What is needed: Locate all lines in the data below that hold "something" and show them.

Information given:
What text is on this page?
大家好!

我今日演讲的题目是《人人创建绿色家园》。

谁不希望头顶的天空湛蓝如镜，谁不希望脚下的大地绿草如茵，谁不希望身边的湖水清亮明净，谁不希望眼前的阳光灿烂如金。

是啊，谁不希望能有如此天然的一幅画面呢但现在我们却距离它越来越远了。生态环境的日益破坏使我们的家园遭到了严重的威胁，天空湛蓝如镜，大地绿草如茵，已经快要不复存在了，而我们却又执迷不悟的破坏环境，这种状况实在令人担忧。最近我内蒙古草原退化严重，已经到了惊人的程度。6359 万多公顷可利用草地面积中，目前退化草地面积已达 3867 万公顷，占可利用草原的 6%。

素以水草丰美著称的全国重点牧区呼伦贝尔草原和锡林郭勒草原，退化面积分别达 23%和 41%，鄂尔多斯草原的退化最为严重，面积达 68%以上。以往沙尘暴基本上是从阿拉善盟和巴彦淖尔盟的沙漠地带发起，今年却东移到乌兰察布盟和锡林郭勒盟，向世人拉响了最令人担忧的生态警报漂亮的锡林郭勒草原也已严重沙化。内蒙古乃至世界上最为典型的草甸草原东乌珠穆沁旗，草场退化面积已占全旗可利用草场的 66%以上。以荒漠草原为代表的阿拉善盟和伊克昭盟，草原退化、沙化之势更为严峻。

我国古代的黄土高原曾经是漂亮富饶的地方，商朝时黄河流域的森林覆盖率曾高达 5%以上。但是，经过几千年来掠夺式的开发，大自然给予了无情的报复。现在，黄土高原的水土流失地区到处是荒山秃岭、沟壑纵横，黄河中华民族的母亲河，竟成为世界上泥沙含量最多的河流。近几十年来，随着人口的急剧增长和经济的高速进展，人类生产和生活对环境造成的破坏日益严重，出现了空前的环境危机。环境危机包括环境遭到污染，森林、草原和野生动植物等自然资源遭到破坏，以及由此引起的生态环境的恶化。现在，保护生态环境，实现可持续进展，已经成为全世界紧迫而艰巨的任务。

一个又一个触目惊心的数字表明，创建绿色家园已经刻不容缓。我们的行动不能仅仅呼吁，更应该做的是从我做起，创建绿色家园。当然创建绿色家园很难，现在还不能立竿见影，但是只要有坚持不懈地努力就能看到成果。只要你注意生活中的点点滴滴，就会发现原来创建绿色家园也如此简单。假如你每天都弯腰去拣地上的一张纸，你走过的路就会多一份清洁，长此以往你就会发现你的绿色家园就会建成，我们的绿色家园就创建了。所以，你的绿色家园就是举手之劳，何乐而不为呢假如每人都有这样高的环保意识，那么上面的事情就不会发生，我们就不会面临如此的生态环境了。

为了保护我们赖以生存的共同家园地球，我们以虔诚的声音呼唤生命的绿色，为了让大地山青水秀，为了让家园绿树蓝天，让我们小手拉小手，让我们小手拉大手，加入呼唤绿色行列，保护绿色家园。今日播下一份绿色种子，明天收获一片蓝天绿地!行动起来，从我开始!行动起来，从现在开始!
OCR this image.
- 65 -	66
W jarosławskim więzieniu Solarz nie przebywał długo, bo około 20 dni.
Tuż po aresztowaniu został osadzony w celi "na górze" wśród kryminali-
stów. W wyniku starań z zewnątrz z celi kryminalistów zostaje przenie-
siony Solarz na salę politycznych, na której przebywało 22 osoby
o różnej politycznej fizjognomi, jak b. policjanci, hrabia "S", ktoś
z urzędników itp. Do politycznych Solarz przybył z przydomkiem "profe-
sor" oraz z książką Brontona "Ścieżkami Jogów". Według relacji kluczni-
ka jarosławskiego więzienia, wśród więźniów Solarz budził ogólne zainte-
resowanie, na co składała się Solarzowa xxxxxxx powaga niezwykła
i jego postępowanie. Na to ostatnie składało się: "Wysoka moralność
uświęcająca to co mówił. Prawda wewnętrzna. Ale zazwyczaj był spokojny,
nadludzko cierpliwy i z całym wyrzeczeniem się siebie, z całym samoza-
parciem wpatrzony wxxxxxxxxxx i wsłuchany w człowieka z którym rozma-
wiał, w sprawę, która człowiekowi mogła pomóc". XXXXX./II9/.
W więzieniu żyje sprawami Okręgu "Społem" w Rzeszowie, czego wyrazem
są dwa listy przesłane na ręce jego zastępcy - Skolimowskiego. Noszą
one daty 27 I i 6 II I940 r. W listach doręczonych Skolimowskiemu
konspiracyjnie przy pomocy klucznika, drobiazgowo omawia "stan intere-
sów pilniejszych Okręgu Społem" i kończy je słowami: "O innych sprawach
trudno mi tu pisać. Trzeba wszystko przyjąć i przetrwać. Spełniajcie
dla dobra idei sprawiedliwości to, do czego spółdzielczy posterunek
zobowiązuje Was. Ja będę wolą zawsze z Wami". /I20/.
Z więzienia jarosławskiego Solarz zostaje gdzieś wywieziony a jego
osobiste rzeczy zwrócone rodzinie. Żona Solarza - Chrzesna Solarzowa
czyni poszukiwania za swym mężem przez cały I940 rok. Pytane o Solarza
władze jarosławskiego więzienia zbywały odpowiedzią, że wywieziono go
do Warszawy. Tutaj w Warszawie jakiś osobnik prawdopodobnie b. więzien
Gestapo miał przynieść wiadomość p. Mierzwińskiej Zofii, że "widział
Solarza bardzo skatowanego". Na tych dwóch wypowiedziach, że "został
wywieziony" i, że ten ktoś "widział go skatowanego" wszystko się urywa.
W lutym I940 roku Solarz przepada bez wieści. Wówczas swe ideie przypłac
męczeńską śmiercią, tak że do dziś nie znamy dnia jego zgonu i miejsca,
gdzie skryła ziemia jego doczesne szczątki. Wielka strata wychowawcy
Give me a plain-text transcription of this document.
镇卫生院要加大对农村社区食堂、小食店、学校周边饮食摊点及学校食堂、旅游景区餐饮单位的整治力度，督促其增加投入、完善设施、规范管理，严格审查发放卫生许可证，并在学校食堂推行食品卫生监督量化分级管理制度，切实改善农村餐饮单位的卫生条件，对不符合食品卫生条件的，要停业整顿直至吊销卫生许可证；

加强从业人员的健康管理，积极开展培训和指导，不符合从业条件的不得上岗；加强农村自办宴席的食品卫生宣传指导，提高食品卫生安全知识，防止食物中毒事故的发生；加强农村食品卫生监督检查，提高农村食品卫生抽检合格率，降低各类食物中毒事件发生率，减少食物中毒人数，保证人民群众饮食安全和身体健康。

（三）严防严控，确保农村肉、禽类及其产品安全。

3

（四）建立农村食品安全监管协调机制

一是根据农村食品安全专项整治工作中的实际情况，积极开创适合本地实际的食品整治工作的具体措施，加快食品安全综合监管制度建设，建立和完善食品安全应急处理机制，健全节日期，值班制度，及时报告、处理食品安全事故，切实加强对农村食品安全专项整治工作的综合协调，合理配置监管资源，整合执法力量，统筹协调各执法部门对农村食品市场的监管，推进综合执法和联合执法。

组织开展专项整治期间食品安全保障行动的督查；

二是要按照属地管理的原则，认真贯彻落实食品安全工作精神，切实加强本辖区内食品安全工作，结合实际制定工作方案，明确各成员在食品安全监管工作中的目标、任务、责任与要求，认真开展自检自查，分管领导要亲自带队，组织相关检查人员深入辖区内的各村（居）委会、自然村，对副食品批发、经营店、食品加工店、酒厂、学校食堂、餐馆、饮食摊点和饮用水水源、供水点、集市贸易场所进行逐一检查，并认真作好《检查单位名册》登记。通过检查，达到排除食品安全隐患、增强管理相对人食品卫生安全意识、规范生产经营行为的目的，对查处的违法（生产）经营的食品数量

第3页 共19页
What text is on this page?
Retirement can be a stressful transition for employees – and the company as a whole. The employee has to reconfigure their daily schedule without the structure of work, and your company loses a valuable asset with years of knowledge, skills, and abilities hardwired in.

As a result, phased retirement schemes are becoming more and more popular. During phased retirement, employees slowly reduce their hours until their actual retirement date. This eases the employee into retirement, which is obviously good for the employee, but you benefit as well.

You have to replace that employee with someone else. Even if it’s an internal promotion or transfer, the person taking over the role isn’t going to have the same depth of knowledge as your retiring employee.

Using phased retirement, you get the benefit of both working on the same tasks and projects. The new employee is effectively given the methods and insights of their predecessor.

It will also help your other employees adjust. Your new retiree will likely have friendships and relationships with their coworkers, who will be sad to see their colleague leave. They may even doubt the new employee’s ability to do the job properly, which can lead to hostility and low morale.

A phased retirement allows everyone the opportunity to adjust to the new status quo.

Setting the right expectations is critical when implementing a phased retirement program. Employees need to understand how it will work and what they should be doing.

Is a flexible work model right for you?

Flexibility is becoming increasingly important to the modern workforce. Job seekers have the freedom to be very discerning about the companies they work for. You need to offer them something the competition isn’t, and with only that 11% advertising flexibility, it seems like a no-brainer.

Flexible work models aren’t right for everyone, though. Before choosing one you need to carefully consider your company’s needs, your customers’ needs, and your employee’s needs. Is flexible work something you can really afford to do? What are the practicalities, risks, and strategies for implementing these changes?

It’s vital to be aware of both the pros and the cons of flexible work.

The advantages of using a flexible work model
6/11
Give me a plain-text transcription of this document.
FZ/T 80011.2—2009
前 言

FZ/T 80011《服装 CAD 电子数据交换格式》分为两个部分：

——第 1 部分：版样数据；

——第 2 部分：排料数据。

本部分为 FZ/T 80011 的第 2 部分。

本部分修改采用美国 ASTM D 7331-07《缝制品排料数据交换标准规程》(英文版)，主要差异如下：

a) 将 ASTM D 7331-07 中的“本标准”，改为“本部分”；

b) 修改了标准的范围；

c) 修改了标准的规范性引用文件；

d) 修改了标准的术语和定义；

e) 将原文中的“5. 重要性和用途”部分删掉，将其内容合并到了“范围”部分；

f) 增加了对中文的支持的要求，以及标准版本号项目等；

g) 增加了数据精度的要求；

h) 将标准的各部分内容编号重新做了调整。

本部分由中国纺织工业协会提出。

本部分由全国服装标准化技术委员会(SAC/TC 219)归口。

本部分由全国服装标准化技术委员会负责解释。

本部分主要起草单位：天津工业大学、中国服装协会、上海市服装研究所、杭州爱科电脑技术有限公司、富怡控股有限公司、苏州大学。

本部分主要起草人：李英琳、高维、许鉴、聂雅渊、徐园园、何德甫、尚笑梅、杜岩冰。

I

Solution for this task:
Flexibility is becoming increasingly important to the modern workforce. Job seekers have the freedom to be very discerning about the companies they work for. You need to offer them something the competition isn’t, and with only that 11% advertising flexibility, it seems like a no-brainer.
Flexible work models aren’t right for everyone, though. Before choosing one you need to carefully consider your company’s needs, your customers’ needs, and your employee’s needs. Is flexible work something you can really afford to do? What are the practicalities, risks, and strategies for implementing these changes?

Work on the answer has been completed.